• _Problem statement_: Reproduce the listing below without changes, except that pictures are left out.
▼
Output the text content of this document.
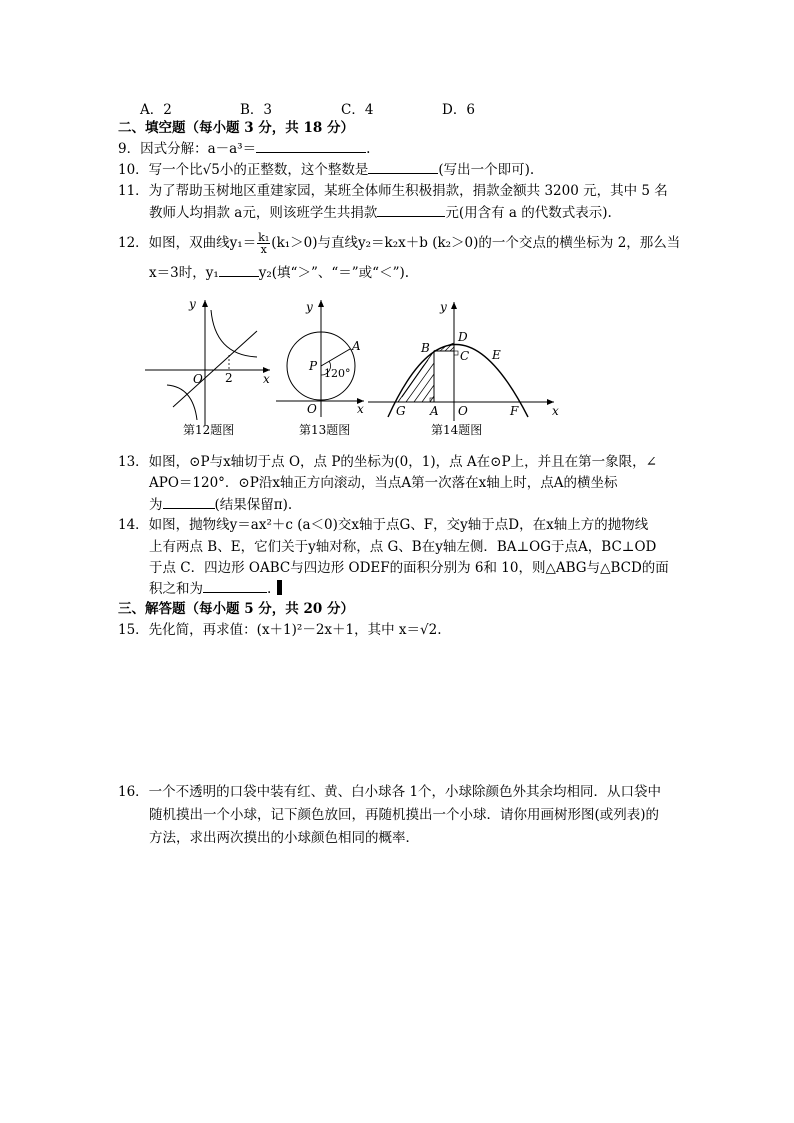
A．2	B．3	C．4	D．6
二、填空题（每小题 3 分，共 18 分）
9．因式分解：a－a³＝	.
10．写一个比√5小的正整数，这个整数是	(写出一个即可).
11．为了帮助玉树地区重建家园，某班全体师生积极捐款，捐款金额共 3200 元，其中 5 名
教师人均捐款 a元，则该班学生共捐款	元(用含有 a 的代数式表示).
12．如图，双曲线$y_1= \frac{\text{k₁}}{x} (k_1>0)$与直线y₂＝k₂x＋b (k₂＞0)的一个交点的横坐标为 2，那么当
x＝3时，y₁	y₂(填“＞”、“＝”或“＜”).
y
x
O 2
第12题图
y
x
O
P
A
120°
第13题图
y
x
O
D
B
C E
G A	F
第14题图
13．如图，⊙P与x轴切于点 O，点 P的坐标为(0，1)，点 A在⊙P上，并且在第一象限，∠
APO＝120°．⊙P沿x轴正方向滚动，当点A第一次落在x轴上时，点A的横坐标
为	(结果保留π).
14．如图，抛物线y＝ax²＋c (a＜0)交x轴于点G、F，交y轴于点D，在x轴上方的抛物线
上有两点 B、E，它们关于y轴对称，点 G、B在y轴左侧．BA⊥OG于点A，BC⊥OD
于点 C．四边形 OABC与四边形 ODEF的面积分别为 6和 10，则△ABG与△BCD的面
积之和为	.
三、解答题（每小题 5 分，共 20 分）
15．先化简，再求值：(x＋1)²－2x＋1，其中 x＝√2.
16．一个不透明的口袋中装有红、黄、白小球各 1个，小球除颜色外其余均相同．从口袋中
随机摸出一个小球，记下颜色放回，再随机摸出一个小球．请你用画树形图(或列表)的
方法，求出两次摸出的小球颜色相同的概率．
▲
• _Exercise result_:
Output the text content of this document.
A．2	B．3	C．4	D．6
二、填空题（每小题 3 分，共 18 分）
9．因式分解：a－a³＝	.
10．写一个比√5小的正整数，这个整数是	(写出一个即可).
11．为了帮助玉树地区重建家园，某班全体师生积极捐款，捐款金额共 3200 元，其中 5 名
教师人均捐款 a元，则该班学生共捐款	元(用含有 a 的代数式表示).
12．如图，双曲线$y_1= \frac{\text{k₁}}{x} (k_1>0)$与直线y₂＝k₂x＋b (k₂＞0)的一个交点的横坐标为 2，那么当
x＝3时，y₁	y₂(填“＞”、“＝”或“＜”).
y
x
O 2
第12题图
y
x
O
P
A
120°
第13题图
y
x
O
D
B
C E
G A	F
第14题图
13．如图，⊙P与x轴切于点 O，点 P的坐标为(0，1)，点 A在⊙P上，并且在第一象限，∠
APO＝120°．⊙P沿x轴正方向滚动，当点A第一次落在x轴上时，点A的横坐标
为	(结果保留π).
14．如图，抛物线y＝ax²＋c (a＜0)交x轴于点G、F，交y轴于点D，在x轴上方的抛物线
上有两点 B、E，它们关于y轴对称，点 G、B在y轴左侧．BA⊥OG于点A，BC⊥OD
于点 C．四边形 OABC与四边形 ODEF的面积分别为 6和 10，则△ABG与△BCD的面
积之和为	.
三、解答题（每小题 5 分，共 20 分）
15．先化简，再求值：(x＋1)²－2x＋1，其中 x＝√2.
16．一个不透明的口袋中装有红、黄、白小球各 1个，小球除颜色外其余均相同．从口袋中
随机摸出一个小球，记下颜色放回，再随机摸出一个小球．请你用画树形图(或列表)的
方法，求出两次摸出的小球颜色相同的概率．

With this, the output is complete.